What is being asked: Word for word, quote all of the material, omitting the pictures.

========================================

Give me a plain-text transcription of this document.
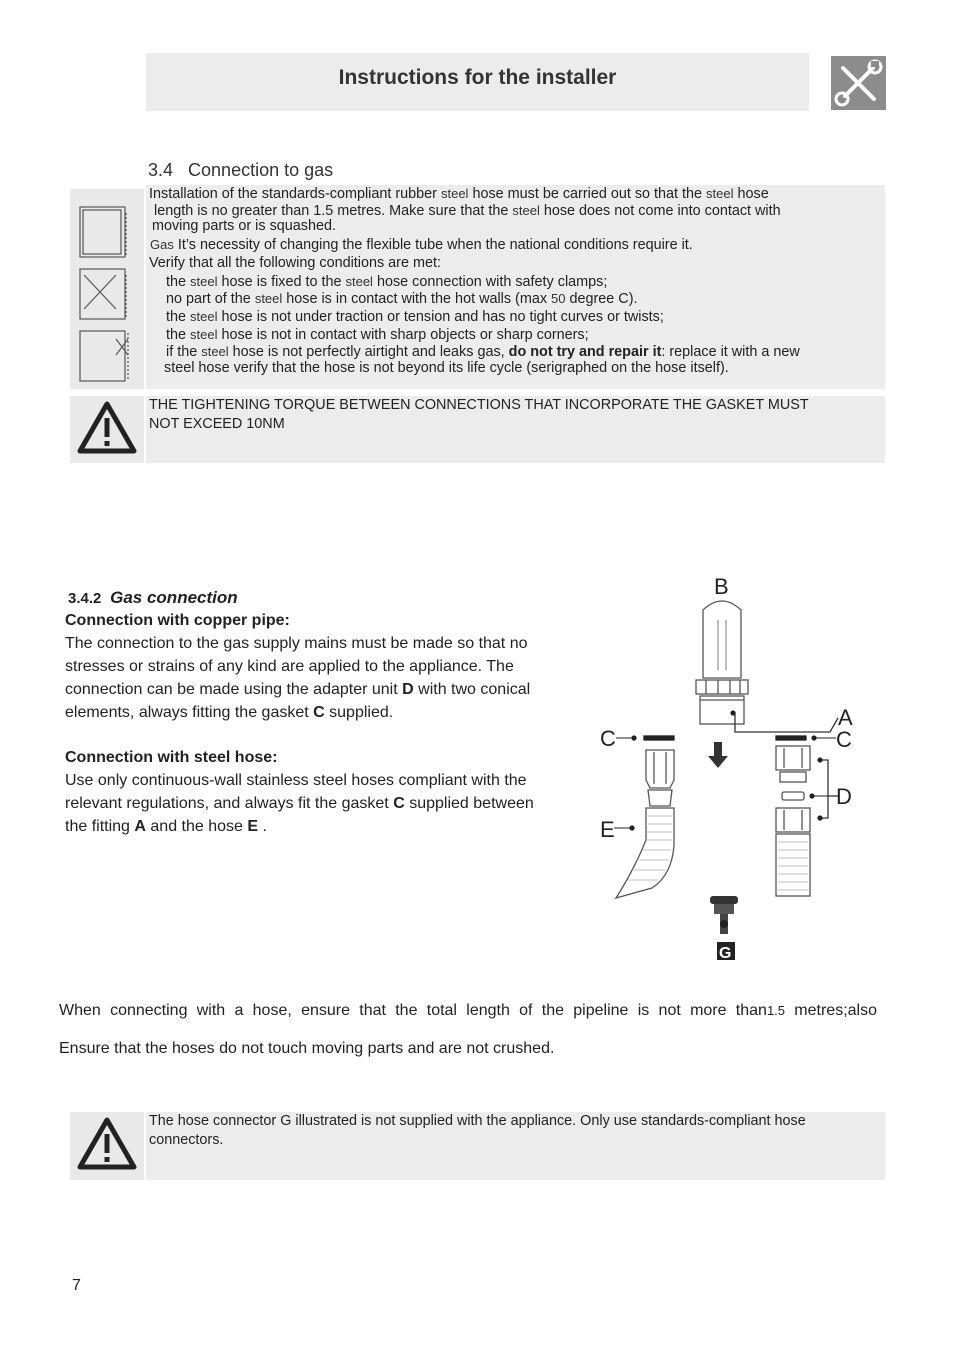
Instructions for the installer
3.4 Connection to gas
Installation of the standards-compliant rubber steel hose must be carried out so that the steel hose
length is no greater than 1.5 metres. Make sure that the steel hose does not come into contact with
moving parts or is squashed.
Gas It’s necessity of changing the flexible tube when the national conditions require it.
Verify that all the following conditions are met:
the steel hose is fixed to the steel hose connection with safety clamps;
no part of the steel hose is in contact with the hot walls (max 50 degree C).
the steel hose is not under traction or tension and has no tight curves or twists;
the steel hose is not in contact with sharp objects or sharp corners;
if the steel hose is not perfectly airtight and leaks gas, do not try and repair it: replace it with a new
steel hose verify that the hose is not beyond its life cycle (serigraphed on the hose itself).
THE TIGHTENING TORQUE BETWEEN CONNECTIONS THAT INCORPORATE THE GASKET MUST
NOT EXCEED 10NM
3.4.2 Gas connection
Connection with copper pipe:
The connection to the gas supply mains must be made so that no
stresses or strains of any kind are applied to the appliance. The
connection can be made using the adapter unit D with two conical
elements, always fitting the gasket C supplied.
Connection with steel hose:
Use only continuous-wall stainless steel hoses compliant with the
relevant regulations, and always fit the gasket C supplied between
the fitting A and the hose E .
B
A
C	C
D
E
G
When connecting with a hose, ensure that the total length of the pipeline is not more than1.5 metres;also
Ensure that the hoses do not touch moving parts and are not crushed.
The hose connector G illustrated is not supplied with the appliance. Only use standards-compliant hose
connectors.
7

========================================

Exercise solution:
Give me a plain-text transcription of this document.
Instructions for the installer
3.4 Connection to gas
Installation of the standards-compliant rubber steel hose must be carried out so that the steel hose
length is no greater than 1.5 metres. Make sure that the steel hose does not come into contact with
moving parts or is squashed.
Gas It’s necessity of changing the flexible tube when the national conditions require it.
Verify that all the following conditions are met:
the steel hose is fixed to the steel hose connection with safety clamps;
no part of the steel hose is in contact with the hot walls (max 50 degree C).
the steel hose is not under traction or tension and has no tight curves or twists;
the steel hose is not in contact with sharp objects or sharp corners;
if the steel hose is not perfectly airtight and leaks gas, do not try and repair it: replace it with a new
steel hose verify that the hose is not beyond its life cycle (serigraphed on the hose itself).
THE TIGHTENING TORQUE BETWEEN CONNECTIONS THAT INCORPORATE THE GASKET MUST
NOT EXCEED 10NM
3.4.2 Gas connection
Connection with copper pipe:
The connection to the gas supply mains must be made so that no
stresses or strains of any kind are applied to the appliance. The
connection can be made using the adapter unit D with two conical
elements, always fitting the gasket C supplied.
Connection with steel hose:
Use only continuous-wall stainless steel hoses compliant with the
relevant regulations, and always fit the gasket C supplied between
the fitting A and the hose E .
B
A
C	C
D
E
G
When connecting with a hose, ensure that the total length of the pipeline is not more than1.5 metres;also
Ensure that the hoses do not touch moving parts and are not crushed.
The hose connector G illustrated is not supplied with the appliance. Only use standards-compliant hose
connectors.
7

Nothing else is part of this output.